## [Data for this exercise]
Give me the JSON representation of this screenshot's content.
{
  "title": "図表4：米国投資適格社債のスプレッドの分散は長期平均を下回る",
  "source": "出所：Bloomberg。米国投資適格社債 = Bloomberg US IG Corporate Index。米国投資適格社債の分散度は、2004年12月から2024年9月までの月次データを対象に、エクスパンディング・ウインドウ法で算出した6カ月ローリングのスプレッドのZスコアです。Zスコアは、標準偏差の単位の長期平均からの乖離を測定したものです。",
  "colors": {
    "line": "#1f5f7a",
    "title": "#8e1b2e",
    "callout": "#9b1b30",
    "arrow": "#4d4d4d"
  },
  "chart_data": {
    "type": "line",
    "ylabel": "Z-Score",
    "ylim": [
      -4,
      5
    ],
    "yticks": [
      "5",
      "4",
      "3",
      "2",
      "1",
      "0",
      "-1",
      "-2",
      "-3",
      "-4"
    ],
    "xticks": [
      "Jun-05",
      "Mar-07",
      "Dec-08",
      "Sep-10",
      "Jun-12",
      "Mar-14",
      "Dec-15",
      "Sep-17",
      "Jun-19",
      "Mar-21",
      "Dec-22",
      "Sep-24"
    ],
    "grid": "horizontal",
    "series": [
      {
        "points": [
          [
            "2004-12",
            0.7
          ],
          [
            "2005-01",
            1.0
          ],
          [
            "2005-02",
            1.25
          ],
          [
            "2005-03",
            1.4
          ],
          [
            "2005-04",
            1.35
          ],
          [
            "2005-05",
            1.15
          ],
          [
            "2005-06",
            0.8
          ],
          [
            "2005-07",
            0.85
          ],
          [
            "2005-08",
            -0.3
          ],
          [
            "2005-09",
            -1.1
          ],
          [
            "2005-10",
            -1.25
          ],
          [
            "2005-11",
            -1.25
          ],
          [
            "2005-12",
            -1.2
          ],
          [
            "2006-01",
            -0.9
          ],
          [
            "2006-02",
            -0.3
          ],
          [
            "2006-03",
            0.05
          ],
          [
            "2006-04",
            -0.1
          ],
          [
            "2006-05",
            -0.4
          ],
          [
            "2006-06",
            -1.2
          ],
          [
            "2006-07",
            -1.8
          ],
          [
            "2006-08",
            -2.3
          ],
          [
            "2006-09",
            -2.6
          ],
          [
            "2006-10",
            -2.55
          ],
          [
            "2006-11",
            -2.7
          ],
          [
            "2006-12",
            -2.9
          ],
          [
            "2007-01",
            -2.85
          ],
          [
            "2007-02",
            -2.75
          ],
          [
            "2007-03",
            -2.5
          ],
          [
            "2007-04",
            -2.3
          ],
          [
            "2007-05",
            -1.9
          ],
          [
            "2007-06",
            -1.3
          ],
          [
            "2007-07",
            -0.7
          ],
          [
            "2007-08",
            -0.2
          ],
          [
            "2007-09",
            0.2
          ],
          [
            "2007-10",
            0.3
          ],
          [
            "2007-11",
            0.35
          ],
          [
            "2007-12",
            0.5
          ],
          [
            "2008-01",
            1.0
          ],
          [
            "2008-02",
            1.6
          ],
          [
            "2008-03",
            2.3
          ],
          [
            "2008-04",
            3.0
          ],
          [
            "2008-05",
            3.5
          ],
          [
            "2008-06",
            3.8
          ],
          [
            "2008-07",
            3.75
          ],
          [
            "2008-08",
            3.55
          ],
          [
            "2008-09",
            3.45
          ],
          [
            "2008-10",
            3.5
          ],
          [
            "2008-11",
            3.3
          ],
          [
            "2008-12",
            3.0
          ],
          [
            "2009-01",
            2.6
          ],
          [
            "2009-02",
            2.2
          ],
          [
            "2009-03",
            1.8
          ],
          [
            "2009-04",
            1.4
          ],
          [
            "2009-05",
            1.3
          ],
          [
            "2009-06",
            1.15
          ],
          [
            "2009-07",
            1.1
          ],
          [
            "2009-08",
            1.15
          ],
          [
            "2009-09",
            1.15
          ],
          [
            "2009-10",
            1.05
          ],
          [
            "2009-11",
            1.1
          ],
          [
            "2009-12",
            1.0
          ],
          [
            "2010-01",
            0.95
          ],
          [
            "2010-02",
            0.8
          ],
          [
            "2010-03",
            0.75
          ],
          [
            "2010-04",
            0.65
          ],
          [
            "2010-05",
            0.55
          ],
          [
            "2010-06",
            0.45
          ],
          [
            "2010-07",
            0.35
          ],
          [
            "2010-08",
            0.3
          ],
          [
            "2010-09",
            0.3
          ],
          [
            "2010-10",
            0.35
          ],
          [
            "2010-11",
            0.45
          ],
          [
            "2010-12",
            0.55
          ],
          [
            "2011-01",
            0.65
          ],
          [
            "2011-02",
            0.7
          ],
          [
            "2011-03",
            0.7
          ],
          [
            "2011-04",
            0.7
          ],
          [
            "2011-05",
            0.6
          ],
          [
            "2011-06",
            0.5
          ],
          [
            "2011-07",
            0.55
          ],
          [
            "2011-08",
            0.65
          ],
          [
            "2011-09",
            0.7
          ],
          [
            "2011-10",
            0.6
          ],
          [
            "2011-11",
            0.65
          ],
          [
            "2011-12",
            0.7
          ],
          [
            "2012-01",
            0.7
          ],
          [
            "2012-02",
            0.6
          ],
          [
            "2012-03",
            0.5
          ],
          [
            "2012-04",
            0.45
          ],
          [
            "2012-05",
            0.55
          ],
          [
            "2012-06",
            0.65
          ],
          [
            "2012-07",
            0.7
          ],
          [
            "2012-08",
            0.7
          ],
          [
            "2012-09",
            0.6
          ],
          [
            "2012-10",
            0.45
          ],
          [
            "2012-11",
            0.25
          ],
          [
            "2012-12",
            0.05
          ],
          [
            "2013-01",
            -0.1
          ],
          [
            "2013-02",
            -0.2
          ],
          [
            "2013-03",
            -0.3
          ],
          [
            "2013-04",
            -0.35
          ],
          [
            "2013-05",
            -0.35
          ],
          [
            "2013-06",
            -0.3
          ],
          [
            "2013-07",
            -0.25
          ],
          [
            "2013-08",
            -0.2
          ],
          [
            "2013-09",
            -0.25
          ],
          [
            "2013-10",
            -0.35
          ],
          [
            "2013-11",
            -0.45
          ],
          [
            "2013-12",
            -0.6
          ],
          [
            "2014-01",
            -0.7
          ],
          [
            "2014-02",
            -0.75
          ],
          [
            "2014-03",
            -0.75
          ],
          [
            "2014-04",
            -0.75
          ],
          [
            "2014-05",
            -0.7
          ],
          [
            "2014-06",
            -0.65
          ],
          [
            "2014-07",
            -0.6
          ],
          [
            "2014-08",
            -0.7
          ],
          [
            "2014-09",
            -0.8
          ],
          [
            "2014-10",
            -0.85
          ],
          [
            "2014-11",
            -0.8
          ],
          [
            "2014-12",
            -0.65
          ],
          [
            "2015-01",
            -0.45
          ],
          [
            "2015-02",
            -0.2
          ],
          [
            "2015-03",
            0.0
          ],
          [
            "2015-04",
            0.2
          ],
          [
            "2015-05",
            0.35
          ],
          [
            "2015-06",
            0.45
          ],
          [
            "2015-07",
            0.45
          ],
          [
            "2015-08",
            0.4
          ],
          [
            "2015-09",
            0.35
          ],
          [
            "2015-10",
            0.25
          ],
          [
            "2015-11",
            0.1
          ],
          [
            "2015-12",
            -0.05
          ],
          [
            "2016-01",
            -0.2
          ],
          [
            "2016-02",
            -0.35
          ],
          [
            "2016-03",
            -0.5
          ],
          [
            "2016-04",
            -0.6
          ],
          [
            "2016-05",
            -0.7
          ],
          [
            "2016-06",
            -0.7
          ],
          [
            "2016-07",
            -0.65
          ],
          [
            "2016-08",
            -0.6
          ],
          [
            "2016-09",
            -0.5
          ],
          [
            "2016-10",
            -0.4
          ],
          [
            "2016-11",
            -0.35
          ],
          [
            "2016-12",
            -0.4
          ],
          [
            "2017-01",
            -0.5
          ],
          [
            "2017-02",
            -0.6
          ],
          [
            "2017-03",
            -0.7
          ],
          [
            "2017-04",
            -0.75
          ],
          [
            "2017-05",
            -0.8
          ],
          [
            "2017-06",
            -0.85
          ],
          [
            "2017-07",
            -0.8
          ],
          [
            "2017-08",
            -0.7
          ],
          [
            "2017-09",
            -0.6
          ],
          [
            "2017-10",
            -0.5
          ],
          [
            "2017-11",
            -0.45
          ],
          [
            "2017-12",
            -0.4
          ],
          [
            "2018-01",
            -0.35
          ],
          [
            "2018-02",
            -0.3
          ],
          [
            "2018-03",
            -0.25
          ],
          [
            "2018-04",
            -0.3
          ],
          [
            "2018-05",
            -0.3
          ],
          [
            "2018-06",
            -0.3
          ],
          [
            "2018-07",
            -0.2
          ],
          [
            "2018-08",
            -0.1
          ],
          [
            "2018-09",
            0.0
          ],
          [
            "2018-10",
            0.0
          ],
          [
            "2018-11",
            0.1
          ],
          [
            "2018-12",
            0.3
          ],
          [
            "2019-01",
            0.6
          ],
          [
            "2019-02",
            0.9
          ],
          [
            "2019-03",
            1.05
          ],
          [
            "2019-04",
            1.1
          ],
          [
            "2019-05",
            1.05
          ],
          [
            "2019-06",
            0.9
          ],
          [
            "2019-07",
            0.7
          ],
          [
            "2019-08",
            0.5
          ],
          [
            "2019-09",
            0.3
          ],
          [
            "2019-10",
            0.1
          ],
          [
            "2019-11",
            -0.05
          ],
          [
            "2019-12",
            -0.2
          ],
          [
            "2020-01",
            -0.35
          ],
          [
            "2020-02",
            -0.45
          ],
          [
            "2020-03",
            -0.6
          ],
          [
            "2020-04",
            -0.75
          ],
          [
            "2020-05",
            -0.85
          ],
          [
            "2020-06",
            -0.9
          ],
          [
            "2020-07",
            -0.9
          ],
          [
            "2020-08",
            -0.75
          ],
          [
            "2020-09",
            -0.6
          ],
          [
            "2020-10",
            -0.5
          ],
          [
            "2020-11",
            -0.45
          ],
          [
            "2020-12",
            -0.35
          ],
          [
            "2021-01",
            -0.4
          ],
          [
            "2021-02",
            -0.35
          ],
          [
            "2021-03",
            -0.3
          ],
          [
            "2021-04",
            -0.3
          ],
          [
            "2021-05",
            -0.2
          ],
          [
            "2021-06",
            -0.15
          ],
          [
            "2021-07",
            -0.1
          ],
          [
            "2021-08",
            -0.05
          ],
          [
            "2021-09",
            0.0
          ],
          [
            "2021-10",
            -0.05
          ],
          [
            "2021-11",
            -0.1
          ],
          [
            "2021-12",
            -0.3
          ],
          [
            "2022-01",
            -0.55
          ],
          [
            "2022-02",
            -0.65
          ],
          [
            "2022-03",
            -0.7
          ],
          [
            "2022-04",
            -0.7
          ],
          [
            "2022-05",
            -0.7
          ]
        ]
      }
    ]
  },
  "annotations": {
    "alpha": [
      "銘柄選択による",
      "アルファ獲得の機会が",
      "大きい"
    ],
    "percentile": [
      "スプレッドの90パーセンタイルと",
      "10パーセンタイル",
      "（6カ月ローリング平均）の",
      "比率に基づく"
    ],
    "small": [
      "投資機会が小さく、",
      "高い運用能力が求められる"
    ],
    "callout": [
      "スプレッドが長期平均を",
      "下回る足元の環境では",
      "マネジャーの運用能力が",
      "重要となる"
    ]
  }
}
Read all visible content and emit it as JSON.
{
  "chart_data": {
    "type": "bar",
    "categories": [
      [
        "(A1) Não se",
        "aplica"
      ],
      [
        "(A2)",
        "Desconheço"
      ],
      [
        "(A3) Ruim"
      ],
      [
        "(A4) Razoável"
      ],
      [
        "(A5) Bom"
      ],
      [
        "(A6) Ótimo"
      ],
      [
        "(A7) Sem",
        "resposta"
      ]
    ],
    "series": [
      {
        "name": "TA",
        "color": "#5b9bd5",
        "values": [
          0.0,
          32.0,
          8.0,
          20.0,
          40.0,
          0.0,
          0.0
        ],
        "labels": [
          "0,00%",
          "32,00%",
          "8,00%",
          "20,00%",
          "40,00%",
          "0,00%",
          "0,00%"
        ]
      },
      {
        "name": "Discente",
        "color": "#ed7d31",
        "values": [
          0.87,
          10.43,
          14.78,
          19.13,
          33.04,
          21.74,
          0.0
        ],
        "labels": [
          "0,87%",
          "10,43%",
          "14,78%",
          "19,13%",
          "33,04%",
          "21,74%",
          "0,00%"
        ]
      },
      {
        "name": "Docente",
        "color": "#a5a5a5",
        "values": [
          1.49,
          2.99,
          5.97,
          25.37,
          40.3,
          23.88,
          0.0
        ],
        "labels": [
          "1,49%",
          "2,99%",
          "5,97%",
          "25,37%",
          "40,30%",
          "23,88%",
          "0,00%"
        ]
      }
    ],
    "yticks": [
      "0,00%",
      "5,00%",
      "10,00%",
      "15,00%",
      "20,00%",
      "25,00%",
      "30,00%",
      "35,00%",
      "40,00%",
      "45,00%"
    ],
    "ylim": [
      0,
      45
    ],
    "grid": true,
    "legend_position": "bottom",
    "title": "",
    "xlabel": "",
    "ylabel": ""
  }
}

## [Task requirements]
Gather each line holding the string "content".

## [Answer to the exercise]
Give me the JSON representation of this screenshot's content.
Read all visible content and emit it as JSON.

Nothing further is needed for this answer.